* Problem
Leaving out the pictures, retype all the material exactly.

** BEGIN Material supplied **

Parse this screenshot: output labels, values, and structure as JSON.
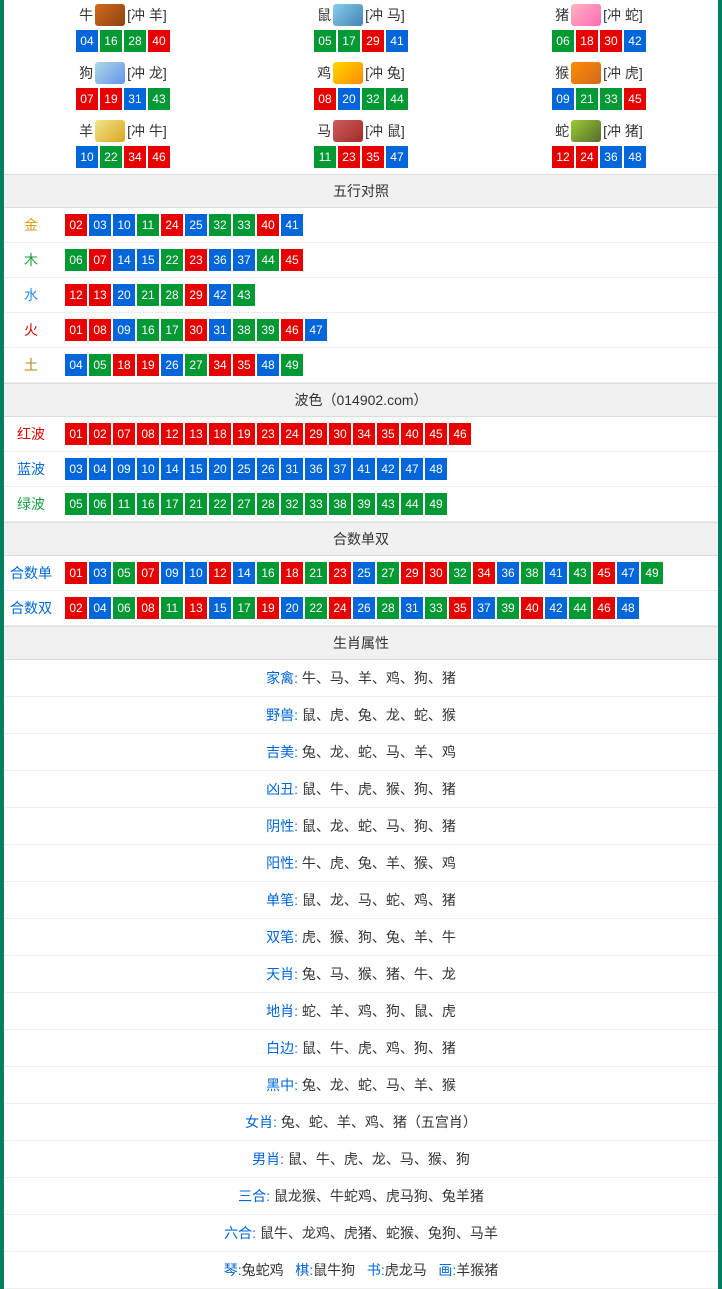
{
  "colors": {
    "red": "#e60000",
    "blue": "#0066d9",
    "green": "#009933",
    "border": "#008060"
  },
  "ball_colors": {
    "01": "red",
    "02": "red",
    "07": "red",
    "08": "red",
    "12": "red",
    "13": "red",
    "18": "red",
    "19": "red",
    "23": "red",
    "24": "red",
    "29": "red",
    "30": "red",
    "34": "red",
    "35": "red",
    "40": "red",
    "45": "red",
    "46": "red",
    "03": "blue",
    "04": "blue",
    "09": "blue",
    "10": "blue",
    "14": "blue",
    "15": "blue",
    "20": "blue",
    "25": "blue",
    "26": "blue",
    "31": "blue",
    "36": "blue",
    "37": "blue",
    "41": "blue",
    "42": "blue",
    "47": "blue",
    "48": "blue",
    "05": "green",
    "06": "green",
    "11": "green",
    "16": "green",
    "17": "green",
    "21": "green",
    "22": "green",
    "27": "green",
    "28": "green",
    "32": "green",
    "33": "green",
    "38": "green",
    "39": "green",
    "43": "green",
    "44": "green",
    "49": "green"
  },
  "zodiac": [
    {
      "name": "牛",
      "icon": "ox",
      "chong": "[冲 羊]",
      "nums": [
        "04",
        "16",
        "28",
        "40"
      ]
    },
    {
      "name": "鼠",
      "icon": "rat",
      "chong": "[冲 马]",
      "nums": [
        "05",
        "17",
        "29",
        "41"
      ]
    },
    {
      "name": "猪",
      "icon": "pig",
      "chong": "[冲 蛇]",
      "nums": [
        "06",
        "18",
        "30",
        "42"
      ]
    },
    {
      "name": "狗",
      "icon": "dog",
      "chong": "[冲 龙]",
      "nums": [
        "07",
        "19",
        "31",
        "43"
      ]
    },
    {
      "name": "鸡",
      "icon": "rooster",
      "chong": "[冲 兔]",
      "nums": [
        "08",
        "20",
        "32",
        "44"
      ]
    },
    {
      "name": "猴",
      "icon": "monkey",
      "chong": "[冲 虎]",
      "nums": [
        "09",
        "21",
        "33",
        "45"
      ]
    },
    {
      "name": "羊",
      "icon": "goat",
      "chong": "[冲 牛]",
      "nums": [
        "10",
        "22",
        "34",
        "46"
      ]
    },
    {
      "name": "马",
      "icon": "horse",
      "chong": "[冲 鼠]",
      "nums": [
        "11",
        "23",
        "35",
        "47"
      ]
    },
    {
      "name": "蛇",
      "icon": "snake",
      "chong": "[冲 猪]",
      "nums": [
        "12",
        "24",
        "36",
        "48"
      ]
    }
  ],
  "wuxing": {
    "title": "五行对照",
    "rows": [
      {
        "label": "金",
        "cls": "gold",
        "nums": [
          "02",
          "03",
          "10",
          "11",
          "24",
          "25",
          "32",
          "33",
          "40",
          "41"
        ]
      },
      {
        "label": "木",
        "cls": "wood",
        "nums": [
          "06",
          "07",
          "14",
          "15",
          "22",
          "23",
          "36",
          "37",
          "44",
          "45"
        ]
      },
      {
        "label": "水",
        "cls": "water",
        "nums": [
          "12",
          "13",
          "20",
          "21",
          "28",
          "29",
          "42",
          "43"
        ]
      },
      {
        "label": "火",
        "cls": "fire",
        "nums": [
          "01",
          "08",
          "09",
          "16",
          "17",
          "30",
          "31",
          "38",
          "39",
          "46",
          "47"
        ]
      },
      {
        "label": "土",
        "cls": "earth",
        "nums": [
          "04",
          "05",
          "18",
          "19",
          "26",
          "27",
          "34",
          "35",
          "48",
          "49"
        ]
      }
    ]
  },
  "bose": {
    "title": "波色（014902.com）",
    "rows": [
      {
        "label": "红波",
        "cls": "redtxt",
        "nums": [
          "01",
          "02",
          "07",
          "08",
          "12",
          "13",
          "18",
          "19",
          "23",
          "24",
          "29",
          "30",
          "34",
          "35",
          "40",
          "45",
          "46"
        ]
      },
      {
        "label": "蓝波",
        "cls": "bluetxt",
        "nums": [
          "03",
          "04",
          "09",
          "10",
          "14",
          "15",
          "20",
          "25",
          "26",
          "31",
          "36",
          "37",
          "41",
          "42",
          "47",
          "48"
        ]
      },
      {
        "label": "绿波",
        "cls": "greentxt",
        "nums": [
          "05",
          "06",
          "11",
          "16",
          "17",
          "21",
          "22",
          "27",
          "28",
          "32",
          "33",
          "38",
          "39",
          "43",
          "44",
          "49"
        ]
      }
    ]
  },
  "heshu": {
    "title": "合数单双",
    "rows": [
      {
        "label": "合数单",
        "cls": "bluetxt",
        "nums": [
          "01",
          "03",
          "05",
          "07",
          "09",
          "10",
          "12",
          "14",
          "16",
          "18",
          "21",
          "23",
          "25",
          "27",
          "29",
          "30",
          "32",
          "34",
          "36",
          "38",
          "41",
          "43",
          "45",
          "47",
          "49"
        ]
      },
      {
        "label": "合数双",
        "cls": "bluetxt",
        "nums": [
          "02",
          "04",
          "06",
          "08",
          "11",
          "13",
          "15",
          "17",
          "19",
          "20",
          "22",
          "24",
          "26",
          "28",
          "31",
          "33",
          "35",
          "37",
          "39",
          "40",
          "42",
          "44",
          "46",
          "48"
        ]
      }
    ]
  },
  "shuxing": {
    "title": "生肖属性",
    "rows": [
      {
        "key": "家禽",
        "val": "牛、马、羊、鸡、狗、猪"
      },
      {
        "key": "野兽",
        "val": "鼠、虎、兔、龙、蛇、猴"
      },
      {
        "key": "吉美",
        "val": "兔、龙、蛇、马、羊、鸡"
      },
      {
        "key": "凶丑",
        "val": "鼠、牛、虎、猴、狗、猪"
      },
      {
        "key": "阴性",
        "val": "鼠、龙、蛇、马、狗、猪"
      },
      {
        "key": "阳性",
        "val": "牛、虎、兔、羊、猴、鸡"
      },
      {
        "key": "单笔",
        "val": "鼠、龙、马、蛇、鸡、猪"
      },
      {
        "key": "双笔",
        "val": "虎、猴、狗、兔、羊、牛"
      },
      {
        "key": "天肖",
        "val": "兔、马、猴、猪、牛、龙"
      },
      {
        "key": "地肖",
        "val": "蛇、羊、鸡、狗、鼠、虎"
      },
      {
        "key": "白边",
        "val": "鼠、牛、虎、鸡、狗、猪"
      },
      {
        "key": "黑中",
        "val": "兔、龙、蛇、马、羊、猴"
      },
      {
        "key": "女肖",
        "val": "兔、蛇、羊、鸡、猪（五宫肖）"
      },
      {
        "key": "男肖",
        "val": "鼠、牛、虎、龙、马、猴、狗"
      },
      {
        "key": "三合",
        "val": "鼠龙猴、牛蛇鸡、虎马狗、兔羊猪"
      },
      {
        "key": "六合",
        "val": "鼠牛、龙鸡、虎猪、蛇猴、兔狗、马羊"
      }
    ],
    "lastline": [
      {
        "k": "琴",
        "v": "兔蛇鸡"
      },
      {
        "k": "棋",
        "v": "鼠牛狗"
      },
      {
        "k": "书",
        "v": "虎龙马"
      },
      {
        "k": "画",
        "v": "羊猴猪"
      }
    ]
  }
}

** END Material supplied **

* Task response
Parse this screenshot: output labels, values, and structure as JSON.
{
  "colors": {
    "red": "#e60000",
    "blue": "#0066d9",
    "green": "#009933",
    "border": "#008060"
  },
  "ball_colors": {
    "01": "red",
    "02": "red",
    "07": "red",
    "08": "red",
    "12": "red",
    "13": "red",
    "18": "red",
    "19": "red",
    "23": "red",
    "24": "red",
    "29": "red",
    "30": "red",
    "34": "red",
    "35": "red",
    "40": "red",
    "45": "red",
    "46": "red",
    "03": "blue",
    "04": "blue",
    "09": "blue",
    "10": "blue",
    "14": "blue",
    "15": "blue",
    "20": "blue",
    "25": "blue",
    "26": "blue",
    "31": "blue",
    "36": "blue",
    "37": "blue",
    "41": "blue",
    "42": "blue",
    "47": "blue",
    "48": "blue",
    "05": "green",
    "06": "green",
    "11": "green",
    "16": "green",
    "17": "green",
    "21": "green",
    "22": "green",
    "27": "green",
    "28": "green",
    "32": "green",
    "33": "green",
    "38": "green",
    "39": "green",
    "43": "green",
    "44": "green",
    "49": "green"
  },
  "zodiac": [
    {
      "name": "牛",
      "icon": "ox",
      "chong": "[冲 羊]",
      "nums": [
        "04",
        "16",
        "28",
        "40"
      ]
    },
    {
      "name": "鼠",
      "icon": "rat",
      "chong": "[冲 马]",
      "nums": [
        "05",
        "17",
        "29",
        "41"
      ]
    },
    {
      "name": "猪",
      "icon": "pig",
      "chong": "[冲 蛇]",
      "nums": [
        "06",
        "18",
        "30",
        "42"
      ]
    },
    {
      "name": "狗",
      "icon": "dog",
      "chong": "[冲 龙]",
      "nums": [
        "07",
        "19",
        "31",
        "43"
      ]
    },
    {
      "name": "鸡",
      "icon": "rooster",
      "chong": "[冲 兔]",
      "nums": [
        "08",
        "20",
        "32",
        "44"
      ]
    },
    {
      "name": "猴",
      "icon": "monkey",
      "chong": "[冲 虎]",
      "nums": [
        "09",
        "21",
        "33",
        "45"
      ]
    },
    {
      "name": "羊",
      "icon": "goat",
      "chong": "[冲 牛]",
      "nums": [
        "10",
        "22",
        "34",
        "46"
      ]
    },
    {
      "name": "马",
      "icon": "horse",
      "chong": "[冲 鼠]",
      "nums": [
        "11",
        "23",
        "35",
        "47"
      ]
    },
    {
      "name": "蛇",
      "icon": "snake",
      "chong": "[冲 猪]",
      "nums": [
        "12",
        "24",
        "36",
        "48"
      ]
    }
  ],
  "wuxing": {
    "title": "五行对照",
    "rows": [
      {
        "label": "金",
        "cls": "gold",
        "nums": [
          "02",
          "03",
          "10",
          "11",
          "24",
          "25",
          "32",
          "33",
          "40",
          "41"
        ]
      },
      {
        "label": "木",
        "cls": "wood",
        "nums": [
          "06",
          "07",
          "14",
          "15",
          "22",
          "23",
          "36",
          "37",
          "44",
          "45"
        ]
      },
      {
        "label": "水",
        "cls": "water",
        "nums": [
          "12",
          "13",
          "20",
          "21",
          "28",
          "29",
          "42",
          "43"
        ]
      },
      {
        "label": "火",
        "cls": "fire",
        "nums": [
          "01",
          "08",
          "09",
          "16",
          "17",
          "30",
          "31",
          "38",
          "39",
          "46",
          "47"
        ]
      },
      {
        "label": "土",
        "cls": "earth",
        "nums": [
          "04",
          "05",
          "18",
          "19",
          "26",
          "27",
          "34",
          "35",
          "48",
          "49"
        ]
      }
    ]
  },
  "bose": {
    "title": "波色（014902.com）",
    "rows": [
      {
        "label": "红波",
        "cls": "redtxt",
        "nums": [
          "01",
          "02",
          "07",
          "08",
          "12",
          "13",
          "18",
          "19",
          "23",
          "24",
          "29",
          "30",
          "34",
          "35",
          "40",
          "45",
          "46"
        ]
      },
      {
        "label": "蓝波",
        "cls": "bluetxt",
        "nums": [
          "03",
          "04",
          "09",
          "10",
          "14",
          "15",
          "20",
          "25",
          "26",
          "31",
          "36",
          "37",
          "41",
          "42",
          "47",
          "48"
        ]
      },
      {
        "label": "绿波",
        "cls": "greentxt",
        "nums": [
          "05",
          "06",
          "11",
          "16",
          "17",
          "21",
          "22",
          "27",
          "28",
          "32",
          "33",
          "38",
          "39",
          "43",
          "44",
          "49"
        ]
      }
    ]
  },
  "heshu": {
    "title": "合数单双",
    "rows": [
      {
        "label": "合数单",
        "cls": "bluetxt",
        "nums": [
          "01",
          "03",
          "05",
          "07",
          "09",
          "10",
          "12",
          "14",
          "16",
          "18",
          "21",
          "23",
          "25",
          "27",
          "29",
          "30",
          "32",
          "34",
          "36",
          "38",
          "41",
          "43",
          "45",
          "47",
          "49"
        ]
      },
      {
        "label": "合数双",
        "cls": "bluetxt",
        "nums": [
          "02",
          "04",
          "06",
          "08",
          "11",
          "13",
          "15",
          "17",
          "19",
          "20",
          "22",
          "24",
          "26",
          "28",
          "31",
          "33",
          "35",
          "37",
          "39",
          "40",
          "42",
          "44",
          "46",
          "48"
        ]
      }
    ]
  },
  "shuxing": {
    "title": "生肖属性",
    "rows": [
      {
        "key": "家禽",
        "val": "牛、马、羊、鸡、狗、猪"
      },
      {
        "key": "野兽",
        "val": "鼠、虎、兔、龙、蛇、猴"
      },
      {
        "key": "吉美",
        "val": "兔、龙、蛇、马、羊、鸡"
      },
      {
        "key": "凶丑",
        "val": "鼠、牛、虎、猴、狗、猪"
      },
      {
        "key": "阴性",
        "val": "鼠、龙、蛇、马、狗、猪"
      },
      {
        "key": "阳性",
        "val": "牛、虎、兔、羊、猴、鸡"
      },
      {
        "key": "单笔",
        "val": "鼠、龙、马、蛇、鸡、猪"
      },
      {
        "key": "双笔",
        "val": "虎、猴、狗、兔、羊、牛"
      },
      {
        "key": "天肖",
        "val": "兔、马、猴、猪、牛、龙"
      },
      {
        "key": "地肖",
        "val": "蛇、羊、鸡、狗、鼠、虎"
      },
      {
        "key": "白边",
        "val": "鼠、牛、虎、鸡、狗、猪"
      },
      {
        "key": "黑中",
        "val": "兔、龙、蛇、马、羊、猴"
      },
      {
        "key": "女肖",
        "val": "兔、蛇、羊、鸡、猪（五宫肖）"
      },
      {
        "key": "男肖",
        "val": "鼠、牛、虎、龙、马、猴、狗"
      },
      {
        "key": "三合",
        "val": "鼠龙猴、牛蛇鸡、虎马狗、兔羊猪"
      },
      {
        "key": "六合",
        "val": "鼠牛、龙鸡、虎猪、蛇猴、兔狗、马羊"
      }
    ],
    "lastline": [
      {
        "k": "琴",
        "v": "兔蛇鸡"
      },
      {
        "k": "棋",
        "v": "鼠牛狗"
      },
      {
        "k": "书",
        "v": "虎龙马"
      },
      {
        "k": "画",
        "v": "羊猴猪"
      }
    ]
  }
}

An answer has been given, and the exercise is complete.